### Written instruction
Render every line of the entries below as a numbered list, skipping blank lines and leaving out the pictures.

(Annotated element entries)
□ □ □ □ □
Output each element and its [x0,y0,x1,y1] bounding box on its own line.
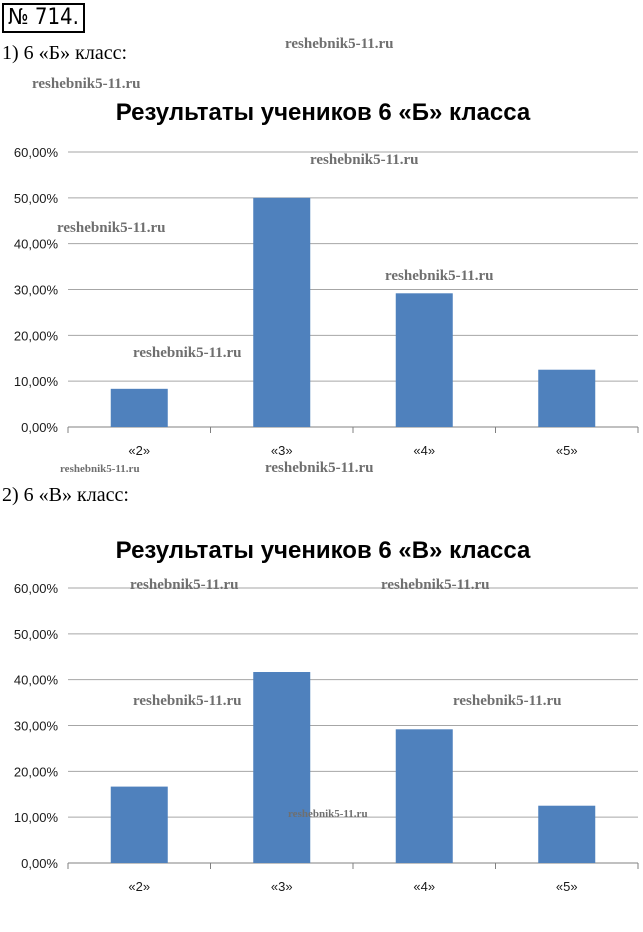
watermark: reshebnik5-11.ru [285,36,394,52]
watermark: reshebnik5-11.ru [381,577,490,593]
watermark: reshebnik5-11.ru [265,460,374,476]
watermark: reshebnik5-11.ru [288,808,368,820]
y-tick-label: 50,00% [14,191,59,206]
part-2-label: 2) 6 «В» класс: [2,484,129,506]
x-category-label: «5» [556,879,578,894]
chart-6v: Результаты учеников 6 «В» класса 0,00% 10,… [14,537,639,894]
watermark: reshebnik5-11.ru [133,693,242,709]
y-tick-label: 10,00% [14,374,59,389]
bar [538,369,596,427]
bar [538,805,596,863]
y-tick-label: 40,00% [14,673,59,688]
x-category-label: «2» [128,879,150,894]
y-tick-label: 50,00% [14,627,59,642]
y-tick-label: 0,00% [21,856,58,871]
x-category-label: «3» [271,443,293,458]
part-1-label: 1) 6 «Б» класс: [2,42,128,64]
x-category-label: «3» [271,879,293,894]
y-tick-label: 40,00% [14,237,59,252]
watermark: reshebnik5-11.ru [130,577,239,593]
x-category-label: «4» [413,879,435,894]
chart-6b: Результаты учеников 6 «Б» класса 0,00% 10,… [14,99,639,458]
watermark: reshebnik5-11.ru [385,268,494,284]
watermark: reshebnik5-11.ru [60,463,140,475]
task-number: № 714. [2,3,85,33]
watermark: reshebnik5-11.ru [310,152,419,168]
y-tick-label: 20,00% [14,328,59,343]
y-tick-label: 0,00% [21,420,58,435]
bar [110,388,168,427]
y-tick-label: 60,00% [14,581,59,596]
watermark: reshebnik5-11.ru [57,220,166,236]
chart-title: Результаты учеников 6 «Б» класса [116,99,531,126]
bar [110,786,168,863]
y-tick-label: 20,00% [14,764,59,779]
y-tick-label: 30,00% [14,283,59,298]
bar [395,729,453,863]
watermark: reshebnik5-11.ru [133,345,242,361]
bar [395,293,453,427]
y-tick-label: 60,00% [14,145,59,160]
x-category-label: «2» [128,443,150,458]
watermark: reshebnik5-11.ru [453,693,562,709]
y-tick-label: 10,00% [14,810,59,825]
chart-title: Результаты учеников 6 «В» класса [116,537,531,564]
watermark: reshebnik5-11.ru [32,76,141,92]
bar [253,197,311,427]
x-category-label: «5» [556,443,578,458]
x-category-label: «4» [413,443,435,458]
y-tick-label: 30,00% [14,719,59,734]
bar [253,672,311,863]
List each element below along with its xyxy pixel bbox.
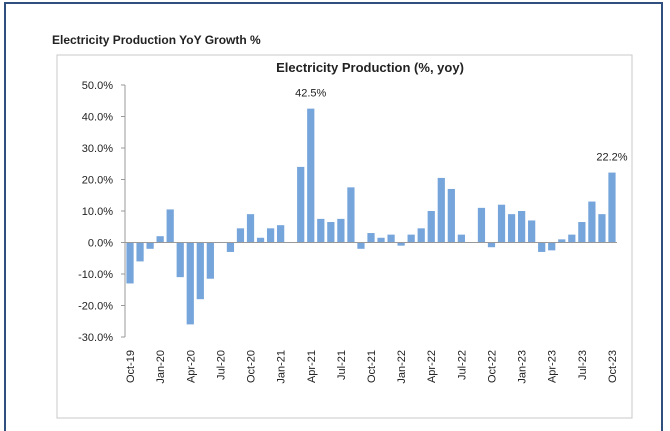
x-tick-label: Apr-21 [306,350,318,383]
y-tick-label: 10.0% [82,206,113,218]
bar [528,220,536,243]
x-tick-label: Apr-20 [185,350,197,383]
bar [176,242,184,278]
x-tick-label: Jan-22 [396,350,408,384]
bar [256,237,265,243]
chart-title: Electricity Production (%, yoy) [276,60,464,75]
bar [367,233,375,243]
bar [387,234,395,243]
x-tick-label: Oct-19 [125,350,137,383]
bar [517,211,526,243]
y-tick-label: 50.0% [82,80,113,92]
bar [347,187,355,243]
bar [297,166,305,243]
bar [196,242,204,300]
chart-frame [56,54,633,419]
x-tick-label: Jul-23 [577,350,589,380]
x-tick-label: Oct-20 [246,350,258,383]
bar [126,242,134,284]
bar [266,228,275,243]
bar [548,242,556,251]
bar [337,218,345,243]
bar [417,228,425,243]
bar [598,214,606,243]
y-tick-label: 40.0% [82,112,113,124]
bar [558,239,566,243]
bar [497,204,506,243]
page-title: Electricity Production YoY Growth % [52,33,261,47]
bar [447,188,455,243]
x-tick-label: Oct-22 [486,350,498,383]
bar [578,222,586,243]
bar [327,222,335,243]
bar [427,211,435,243]
bar [477,207,486,243]
bar [236,228,245,243]
bar [166,209,174,243]
bar [226,242,235,252]
data-label: 22.2% [596,152,627,164]
y-tick-label: -10.0% [78,269,113,281]
bar [146,242,154,249]
x-tick-label: Jan-21 [276,350,288,384]
bar [377,237,385,243]
bar [538,242,546,252]
y-tick-label: -20.0% [78,301,113,313]
bar [397,242,405,246]
y-tick-label: 20.0% [82,175,113,187]
bar [186,242,194,325]
bar [277,225,285,243]
bar [156,236,164,243]
x-tick-label: Oct-23 [607,350,619,383]
y-tick-label: -30.0% [78,332,113,344]
x-tick-label: Jul-22 [456,350,468,380]
y-tick-label: 30.0% [82,143,113,155]
bar [357,242,365,249]
y-tick-label: 0.0% [88,238,113,250]
x-tick-label: Apr-23 [547,350,559,383]
data-label: 42.5% [295,88,326,100]
bar [136,242,144,262]
bar [487,242,496,248]
bar [317,218,325,243]
x-tick-label: Jan-20 [155,350,167,384]
bar [246,214,255,243]
bar [307,108,315,243]
x-tick-label: Jan-23 [517,350,529,384]
bar [608,172,616,243]
bar [457,234,465,243]
outer-frame [4,2,663,431]
x-tick-label: Jul-20 [215,350,227,380]
x-tick-label: Jul-21 [336,350,348,380]
bar [407,234,415,243]
bar [588,201,596,243]
bar [507,214,516,243]
bar [437,177,445,243]
x-tick-label: Oct-21 [366,350,378,383]
x-tick-label: Apr-22 [426,350,438,383]
bar [568,234,576,243]
bar [206,242,214,279]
□ □ □ □ □
### Task response
1. Output each element and its [x0,y0,x1,y1] bounding box on its own line.
2. watermark: reshebnik5-11.ru [285,36,394,52]
3. watermark: reshebnik5-11.ru [381,577,490,593]
4. watermark: reshebnik5-11.ru [265,460,374,476]
5. watermark: reshebnik5-11.ru [288,808,368,820]
6. y-tick-label: 50,00% [14,191,59,206]
7. part-2-label: 2) 6 «В» класс: [2,484,129,506]
8. x-category-label: «5» [556,879,578,894]
9. chart-6v: Результаты учеников 6 «В» класса 0,00% 10,… [14,537,639,894]
10. watermark: reshebnik5-11.ru [133,693,242,709]
11. y-tick-label: 10,00% [14,374,59,389]
12. bar [538,369,596,427]
13. bar [538,805,596,863]
14. y-tick-label: 40,00% [14,673,59,688]
15. x-category-label: «2» [128,879,150,894]
16. y-tick-label: 50,00% [14,627,59,642]
17. y-tick-label: 0,00% [21,856,58,871]
18. x-category-label: «3» [271,443,293,458]
19. part-1-label: 1) 6 «Б» класс: [2,42,128,64]
20. x-category-label: «3» [271,879,293,894]
21. y-tick-label: 40,00% [14,237,59,252]
22. watermark: reshebnik5-11.ru [130,577,239,593]
23. x-category-label: «4» [413,879,435,894]
24. chart-6b: Результаты учеников 6 «Б» класса 0,00% 10,… [14,99,639,458]
25. watermark: reshebnik5-11.ru [385,268,494,284]
26. watermark: reshebnik5-11.ru [60,463,140,475]
27. task-number: № 714. [2,3,85,33]
28. watermark: reshebnik5-11.ru [310,152,419,168]
29. y-tick-label: 20,00% [14,328,59,343]
30. y-tick-label: 0,00% [21,420,58,435]
31. bar [110,388,168,427]
32. y-tick-label: 60,00% [14,581,59,596]
33. watermark: reshebnik5-11.ru [57,220,166,236]
34. chart-title: Результаты учеников 6 «Б» класса [116,99,531,126]
35. bar [110,786,168,863]
36. y-tick-label: 20,00% [14,764,59,779]
37. y-tick-label: 30,00% [14,283,59,298]
38. bar [395,729,453,863]
39. watermark: reshebnik5-11.ru [133,345,242,361]
40. bar [395,293,453,427]
41. y-tick-label: 60,00% [14,145,59,160]
42. x-category-label: «2» [128,443,150,458]
43. watermark: reshebnik5-11.ru [453,693,562,709]
44. y-tick-label: 10,00% [14,810,59,825]
45. chart-title: Результаты учеников 6 «В» класса [116,537,531,564]
46. watermark: reshebnik5-11.ru [32,76,141,92]
47. bar [253,197,311,427]
48. x-category-label: «5» [556,443,578,458]
49. x-category-label: «4» [413,443,435,458]
50. y-tick-label: 30,00% [14,719,59,734]
51. bar [253,672,311,863]
52. List each element below along with its xyxy pixel bbox.
53. x-tick-label: Apr-21 [306,350,318,383]
54. y-tick-label: 10.0% [82,206,113,218]
55. bar [528,220,536,243]
56. x-tick-label: Apr-20 [185,350,197,383]
57. bar [176,242,184,278]
58. x-tick-label: Jan-22 [396,350,408,384]
59. bar [256,237,265,243]
60. chart-title: Electricity Production (%, yoy) [276,60,464,75]
61. bar [367,233,375,243]
62. bar [387,234,395,243]
63. x-tick-label: Oct-19 [125,350,137,383]
64. bar [517,211,526,243]
65. y-tick-label: 50.0% [82,80,113,92]
66. bar [347,187,355,243]
67. bar [297,166,305,243]
68. bar [196,242,204,300]
69. chart-frame [56,54,633,419]
70. x-tick-label: Jul-23 [577,350,589,380]
71. x-tick-label: Oct-20 [246,350,258,383]
72. bar [126,242,134,284]
73. bar [266,228,275,243]
74. bar [548,242,556,251]
75. bar [337,218,345,243]
76. bar [417,228,425,243]
77. bar [598,214,606,243]
78. y-tick-label: 40.0% [82,112,113,124]
79. bar [558,239,566,243]
80. bar [497,204,506,243]
81. page-title: Electricity Production YoY Growth % [52,33,261,47]
82. bar [447,188,455,243]
83. x-tick-label: Oct-22 [486,350,498,383]
84. bar [578,222,586,243]
85. bar [327,222,335,243]
86. bar [427,211,435,243]
87. bar [477,207,486,243]
88. bar [236,228,245,243]
89. bar [166,209,174,243]
90. bar [226,242,235,252]
91. data-label: 22.2% [596,152,627,164]
92. y-tick-label: -10.0% [78,269,113,281]
93. bar [146,242,154,249]
94. x-tick-label: Jan-21 [276,350,288,384]
95. bar [377,237,385,243]
96. bar [538,242,546,252]
97. y-tick-label: -20.0% [78,301,113,313]
98. bar [397,242,405,246]
99. y-tick-label: 20.0% [82,175,113,187]
100. bar [186,242,194,325]
101. bar [277,225,285,243]
102. bar [156,236,164,243]
103. x-tick-label: Oct-23 [607,350,619,383]
104. y-tick-label: -30.0% [78,332,113,344]
105. x-tick-label: Jul-22 [456,350,468,380]
106. y-tick-label: 30.0% [82,143,113,155]
107. bar [357,242,365,249]
108. y-tick-label: 0.0% [88,238,113,250]
109. x-tick-label: Apr-23 [547,350,559,383]
110. data-label: 42.5% [295,88,326,100]
111. bar [136,242,144,262]
112. bar [487,242,496,248]
113. bar [317,218,325,243]
114. x-tick-label: Jan-20 [155,350,167,384]
115. bar [246,214,255,243]
116. bar [307,108,315,243]
117. x-tick-label: Jan-23 [517,350,529,384]
118. bar [608,172,616,243]
119. bar [457,234,465,243]
120. outer-frame [4,2,663,431]
121. x-tick-label: Jul-20 [215,350,227,380]
122. x-tick-label: Jul-21 [336,350,348,380]
123. bar [407,234,415,243]
124. bar [588,201,596,243]
125. bar [507,214,516,243]
126. bar [437,177,445,243]
127. x-tick-label: Oct-21 [366,350,378,383]
128. x-tick-label: Apr-22 [426,350,438,383]
129. bar [568,234,576,243]
130. bar [206,242,214,279]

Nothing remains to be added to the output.